Objective →
Output the full listing below exactly, without the pictures.

Stored entries →

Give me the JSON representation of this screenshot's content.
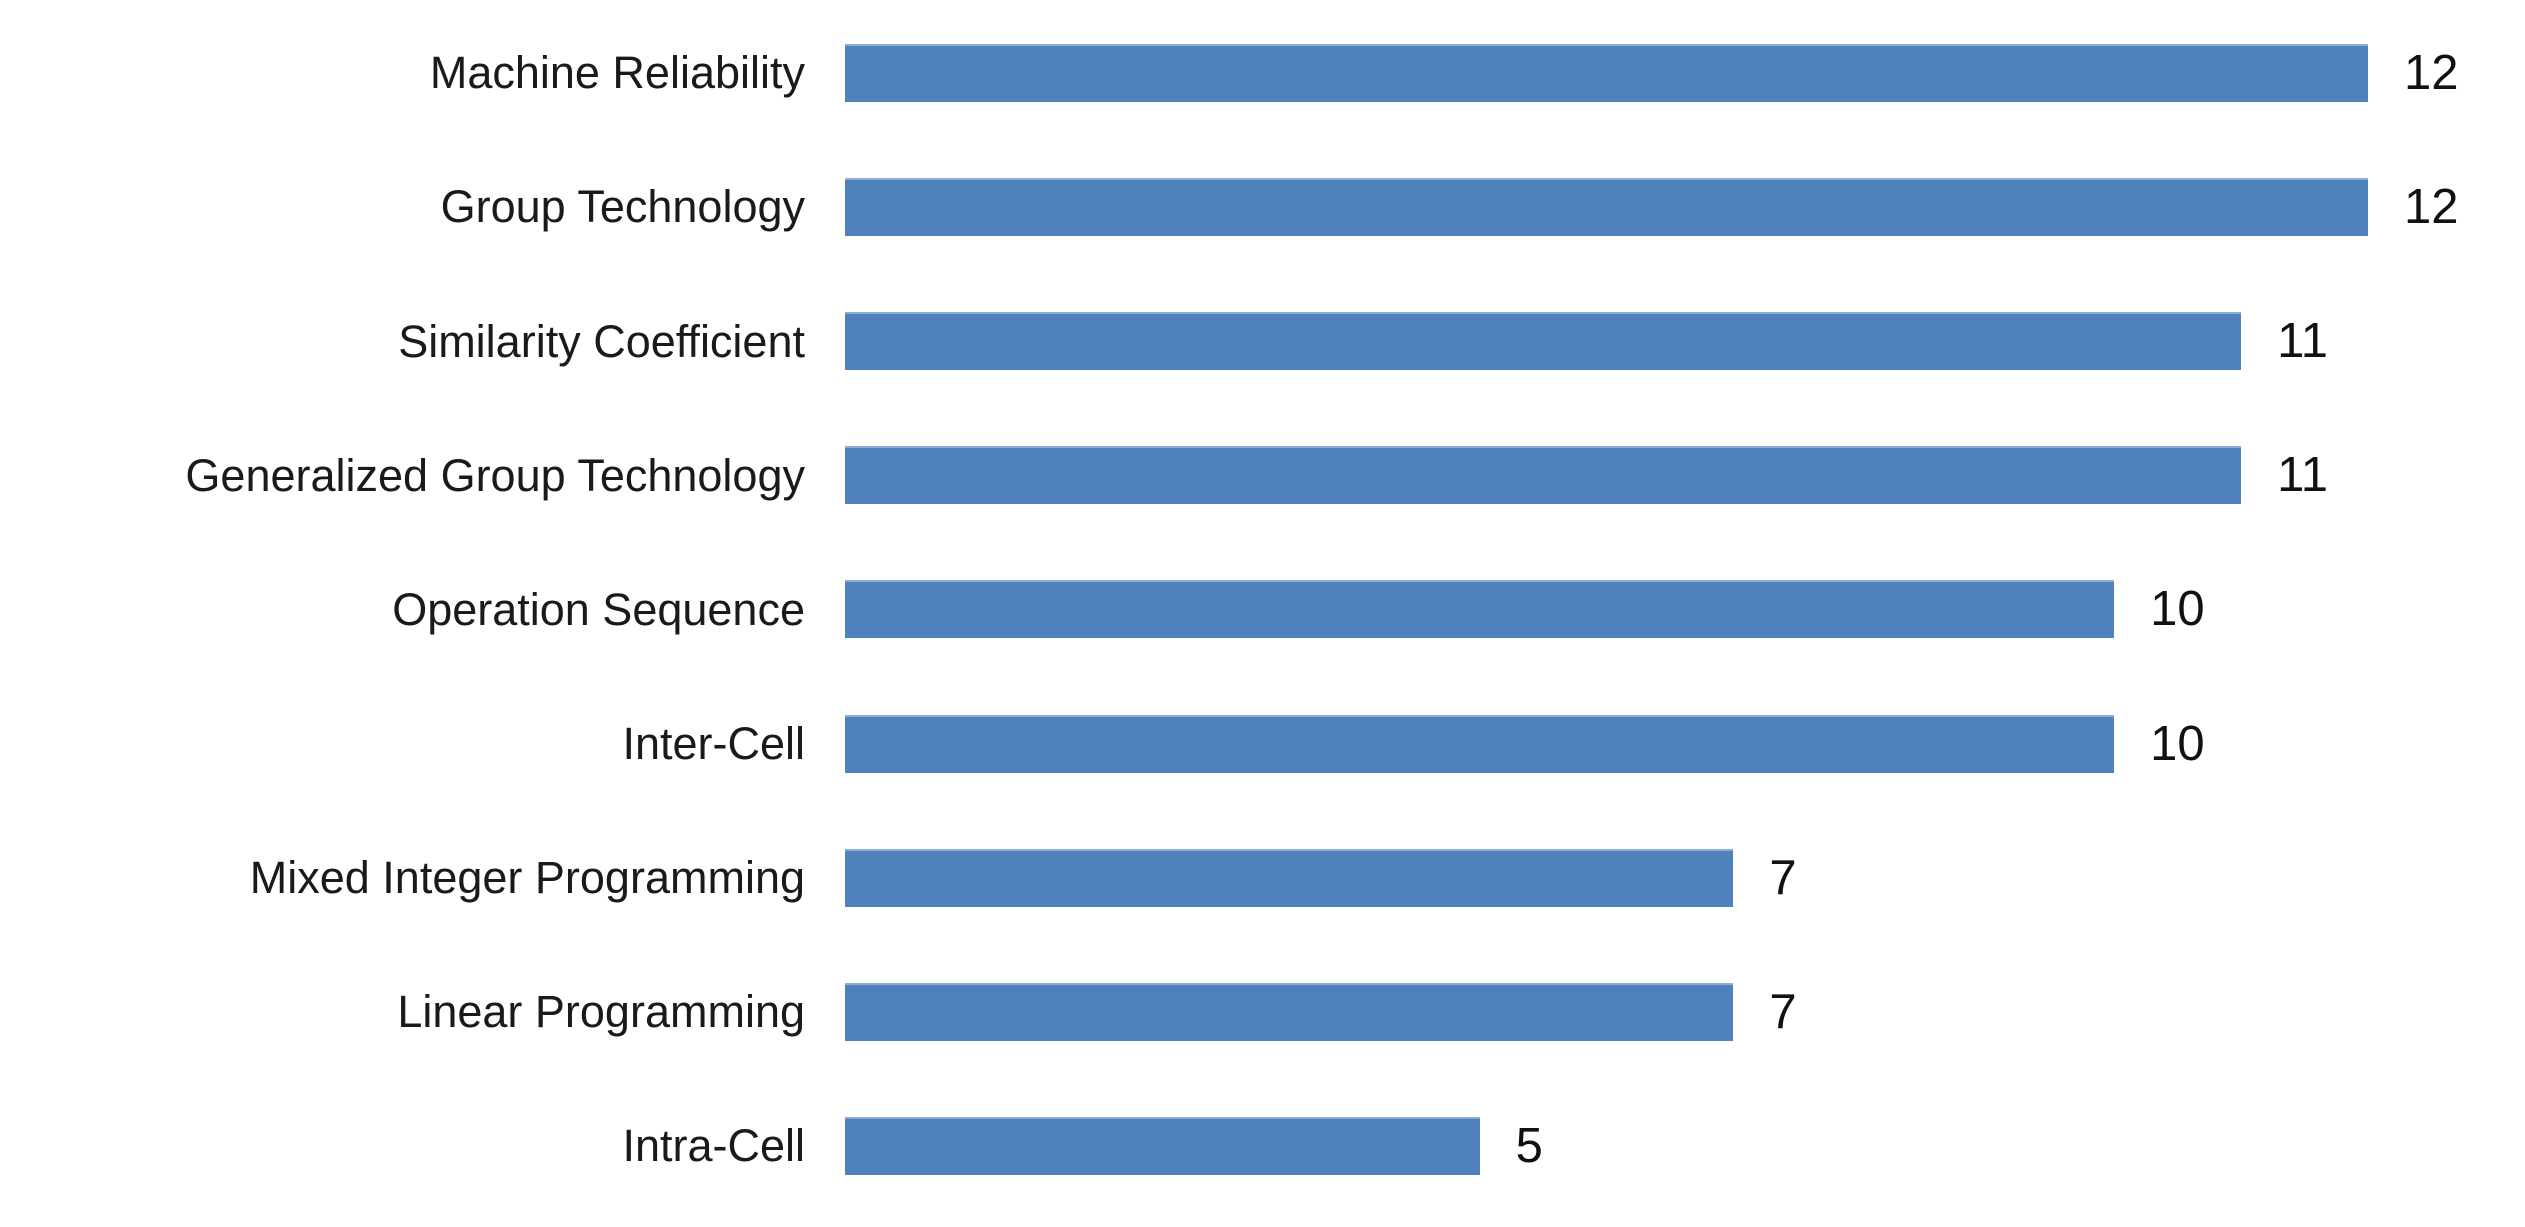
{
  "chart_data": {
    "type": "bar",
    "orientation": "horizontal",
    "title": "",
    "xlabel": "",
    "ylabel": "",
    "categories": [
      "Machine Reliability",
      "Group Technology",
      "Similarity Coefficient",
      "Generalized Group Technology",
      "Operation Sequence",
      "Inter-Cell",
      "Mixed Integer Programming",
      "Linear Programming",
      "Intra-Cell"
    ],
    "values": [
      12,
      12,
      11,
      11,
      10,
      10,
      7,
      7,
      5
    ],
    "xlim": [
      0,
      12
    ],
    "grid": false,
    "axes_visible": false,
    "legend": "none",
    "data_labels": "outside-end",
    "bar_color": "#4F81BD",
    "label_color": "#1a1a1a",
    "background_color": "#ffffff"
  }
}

Written answer →
Give me the JSON representation of this screenshot's content.
{
  "chart_data": {
    "type": "bar",
    "orientation": "horizontal",
    "title": "",
    "xlabel": "",
    "ylabel": "",
    "categories": [
      "Machine Reliability",
      "Group Technology",
      "Similarity Coefficient",
      "Generalized Group Technology",
      "Operation Sequence",
      "Inter-Cell",
      "Mixed Integer Programming",
      "Linear Programming",
      "Intra-Cell"
    ],
    "values": [
      12,
      12,
      11,
      11,
      10,
      10,
      7,
      7,
      5
    ],
    "xlim": [
      0,
      12
    ],
    "grid": false,
    "axes_visible": false,
    "legend": "none",
    "data_labels": "outside-end",
    "bar_color": "#4F81BD",
    "label_color": "#1a1a1a",
    "background_color": "#ffffff"
  }
}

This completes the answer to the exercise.